[begin Data extract]
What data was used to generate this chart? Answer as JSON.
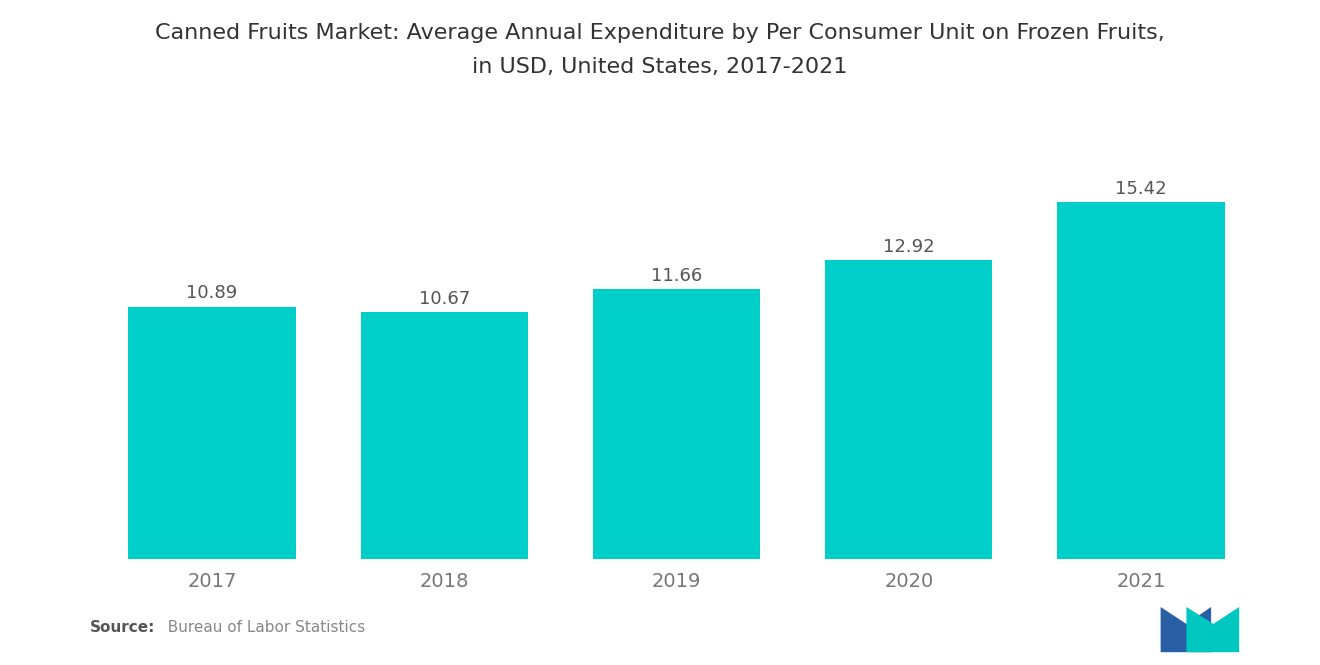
{
  "title_line1": "Canned Fruits Market: Average Annual Expenditure by Per Consumer Unit on Frozen Fruits,",
  "title_line2": "in USD, United States, 2017-2021",
  "categories": [
    "2017",
    "2018",
    "2019",
    "2020",
    "2021"
  ],
  "values": [
    10.89,
    10.67,
    11.66,
    12.92,
    15.42
  ],
  "bar_color": "#00CEC8",
  "background_color": "#ffffff",
  "title_fontsize": 16,
  "label_fontsize": 13,
  "tick_fontsize": 14,
  "source_bold": "Source:",
  "source_normal": "  Bureau of Labor Statistics",
  "source_fontsize": 11,
  "ylim": [
    0,
    19
  ],
  "bar_width": 0.72,
  "logo_blue": "#2B5FA5",
  "logo_teal": "#00C8C0",
  "value_color": "#555555",
  "tick_color": "#777777"
}
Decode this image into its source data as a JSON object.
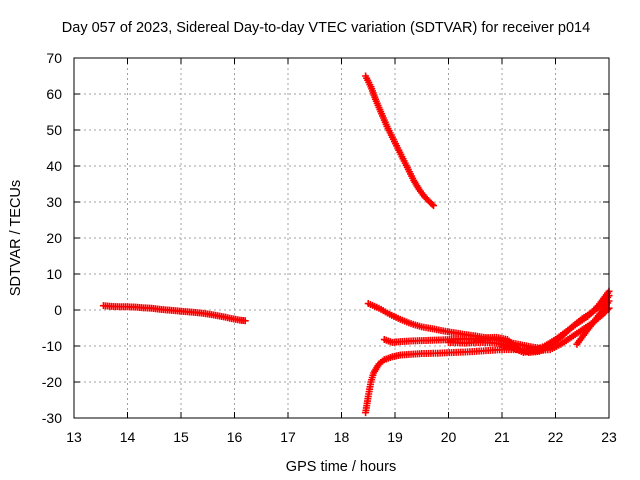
{
  "chart_data": {
    "type": "scatter",
    "title": "Day 057 of 2023, Sidereal Day-to-day VTEC variation (SDTVAR) for receiver p014",
    "xlabel": "GPS time / hours",
    "ylabel": "SDTVAR / TECUs",
    "xlim": [
      13,
      23
    ],
    "ylim": [
      -30,
      70
    ],
    "xticks": [
      13,
      14,
      15,
      16,
      17,
      18,
      19,
      20,
      21,
      22,
      23
    ],
    "yticks": [
      -30,
      -20,
      -10,
      0,
      10,
      20,
      30,
      40,
      50,
      60,
      70
    ],
    "grid": true,
    "marker": "plus",
    "color": "#ff0000",
    "series": [
      {
        "x": [
          13.55,
          13.7,
          13.85,
          14.0,
          14.15,
          14.3,
          14.45,
          14.6,
          14.75,
          14.9,
          15.05,
          15.2,
          15.35,
          15.5,
          15.65,
          15.8,
          15.95,
          16.1,
          16.2
        ],
        "y": [
          1.2,
          1.0,
          0.9,
          0.9,
          0.8,
          0.6,
          0.5,
          0.2,
          0.0,
          -0.2,
          -0.4,
          -0.6,
          -0.8,
          -1.1,
          -1.5,
          -1.9,
          -2.4,
          -2.8,
          -3.0
        ]
      },
      {
        "x": [
          18.45,
          18.55,
          18.65,
          18.75,
          18.85,
          18.95,
          19.05,
          19.15,
          19.25,
          19.35,
          19.45,
          19.55,
          19.65,
          19.72
        ],
        "y": [
          65,
          62,
          58,
          54.5,
          51,
          48,
          45,
          42,
          39,
          36,
          33.5,
          31.5,
          30,
          29
        ]
      },
      {
        "x": [
          18.5,
          18.7,
          18.9,
          19.1,
          19.3,
          19.5,
          19.7,
          19.9,
          20.1,
          20.3,
          20.5,
          20.7,
          20.9,
          21.1,
          21.3,
          21.5,
          21.7
        ],
        "y": [
          1.8,
          0.5,
          -1.2,
          -2.6,
          -3.8,
          -4.7,
          -5.2,
          -5.8,
          -6.3,
          -6.8,
          -7.2,
          -7.7,
          -8.3,
          -8.9,
          -9.5,
          -10.1,
          -10.6
        ]
      },
      {
        "x": [
          18.45,
          18.5,
          18.55,
          18.6,
          18.7,
          18.8,
          18.95,
          19.1,
          19.3,
          19.5,
          19.8,
          20.1,
          20.4,
          20.7,
          21.0,
          21.3,
          21.6,
          21.9,
          22.1,
          22.3,
          22.5,
          22.7,
          22.9,
          23.0
        ],
        "y": [
          -28.5,
          -24,
          -20,
          -17.5,
          -15,
          -13.8,
          -13,
          -12.5,
          -12.3,
          -12.1,
          -12.0,
          -11.8,
          -11.6,
          -11.3,
          -11.0,
          -11.0,
          -11.4,
          -11.0,
          -9.5,
          -7.5,
          -5.5,
          -3.5,
          -1.0,
          0.5
        ]
      },
      {
        "x": [
          18.8,
          18.95,
          19.1,
          19.3,
          19.5,
          19.7,
          19.9,
          20.1,
          20.3,
          20.5,
          20.7,
          20.9,
          21.1,
          21.3,
          21.5,
          21.7,
          21.9,
          22.1,
          22.3,
          22.5,
          22.7,
          22.9,
          23.0
        ],
        "y": [
          -8.2,
          -9.0,
          -8.8,
          -8.6,
          -8.5,
          -8.4,
          -8.3,
          -8.1,
          -8.0,
          -8.0,
          -7.7,
          -7.6,
          -8.2,
          -10.8,
          -11.8,
          -11.5,
          -9.8,
          -7.6,
          -4.8,
          -2.4,
          -0.5,
          2.0,
          4.0
        ]
      },
      {
        "x": [
          20.0,
          20.3,
          20.6,
          20.9,
          21.2,
          21.4,
          21.6,
          21.8,
          22.0,
          22.2,
          22.4,
          22.6,
          22.8,
          23.0
        ],
        "y": [
          -9.0,
          -9.2,
          -9.0,
          -9.2,
          -10.5,
          -11.8,
          -11.2,
          -10.0,
          -8.2,
          -6.0,
          -3.8,
          -1.8,
          1.2,
          5.2
        ]
      },
      {
        "x": [
          22.4,
          22.5,
          22.6,
          22.7,
          22.8,
          22.9,
          23.0
        ],
        "y": [
          -9.5,
          -7.5,
          -5.5,
          -3.6,
          -1.6,
          0.3,
          2.5
        ]
      }
    ]
  }
}
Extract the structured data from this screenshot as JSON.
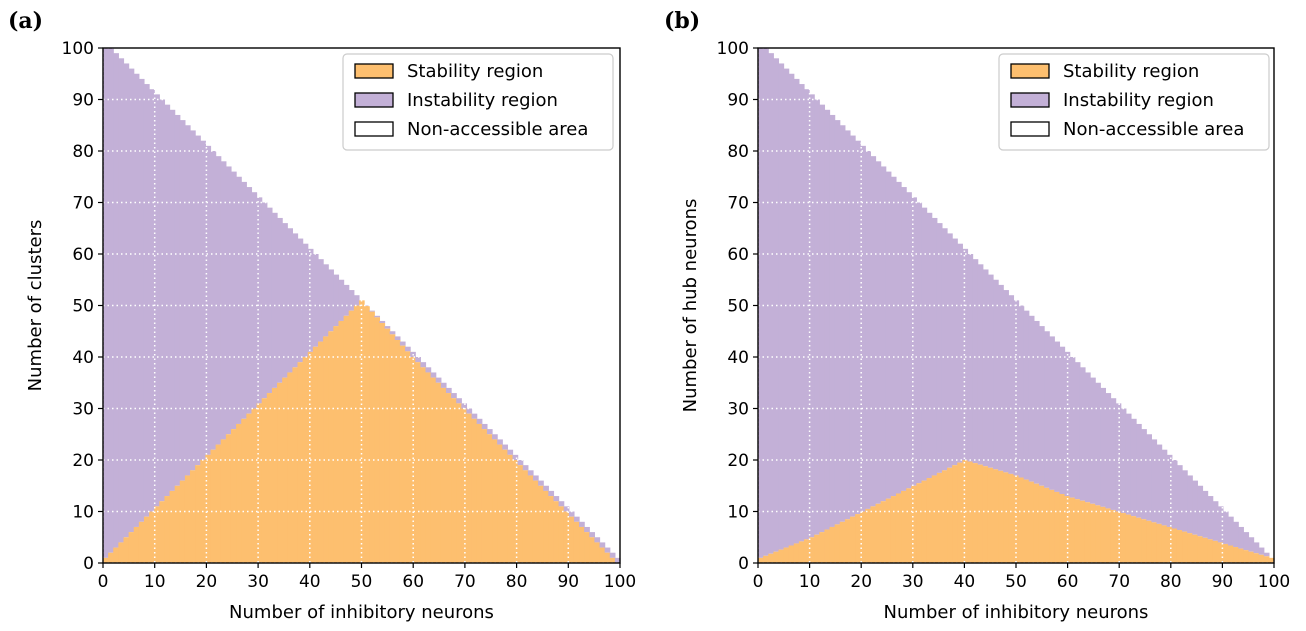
{
  "panels": [
    {
      "label": "(a)",
      "xlabel": "Number of inhibitory neurons",
      "ylabel": "Number of clusters",
      "legend": [
        "Stability region",
        "Instability region",
        "Non-accessible area"
      ]
    },
    {
      "label": "(b)",
      "xlabel": "Number of inhibitory neurons",
      "ylabel": "Number of hub neurons",
      "legend": [
        "Stability region",
        "Instability region",
        "Non-accessible area"
      ]
    }
  ],
  "colors": {
    "stability": "#fdbf6f",
    "instability": "#c3b0d7",
    "non_accessible": "#ffffff",
    "grid": "#ffffff",
    "frame": "#000000"
  },
  "chart_data": [
    {
      "type": "heatmap",
      "panel": "(a)",
      "title": "",
      "xlabel": "Number of inhibitory neurons",
      "ylabel": "Number of clusters",
      "xlim": [
        0,
        100
      ],
      "ylim": [
        0,
        100
      ],
      "xticks": [
        0,
        10,
        20,
        30,
        40,
        50,
        60,
        70,
        80,
        90,
        100
      ],
      "yticks": [
        0,
        10,
        20,
        30,
        40,
        50,
        60,
        70,
        80,
        90,
        100
      ],
      "grid": true,
      "legend_position": "top-right",
      "accessible_region": "y <= 100 - x",
      "boundary_x": [
        0,
        10,
        20,
        30,
        40,
        50,
        60,
        70,
        80,
        90,
        100
      ],
      "stability_max_y": [
        1,
        11,
        21,
        31,
        41,
        51,
        40,
        30,
        20,
        10,
        0
      ],
      "categories": [
        "Stability region",
        "Instability region",
        "Non-accessible area"
      ]
    },
    {
      "type": "heatmap",
      "panel": "(b)",
      "title": "",
      "xlabel": "Number of inhibitory neurons",
      "ylabel": "Number of hub neurons",
      "xlim": [
        0,
        100
      ],
      "ylim": [
        0,
        100
      ],
      "xticks": [
        0,
        10,
        20,
        30,
        40,
        50,
        60,
        70,
        80,
        90,
        100
      ],
      "yticks": [
        0,
        10,
        20,
        30,
        40,
        50,
        60,
        70,
        80,
        90,
        100
      ],
      "grid": true,
      "legend_position": "top-right",
      "accessible_region": "y <= 100 - x",
      "boundary_x": [
        0,
        10,
        20,
        30,
        40,
        50,
        60,
        70,
        80,
        90,
        100
      ],
      "stability_max_y": [
        1,
        5,
        10,
        15,
        20,
        17,
        13,
        10,
        7,
        4,
        1
      ],
      "categories": [
        "Stability region",
        "Instability region",
        "Non-accessible area"
      ]
    }
  ]
}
[end Data extract]
§ Direction
List the lines that contain the word "this".

§ Exercise response
What data was used to generate this chart? Answer as JSON.
Decode this image into its source data as a JSON object.
Extract the structured data from this screenshot as JSON.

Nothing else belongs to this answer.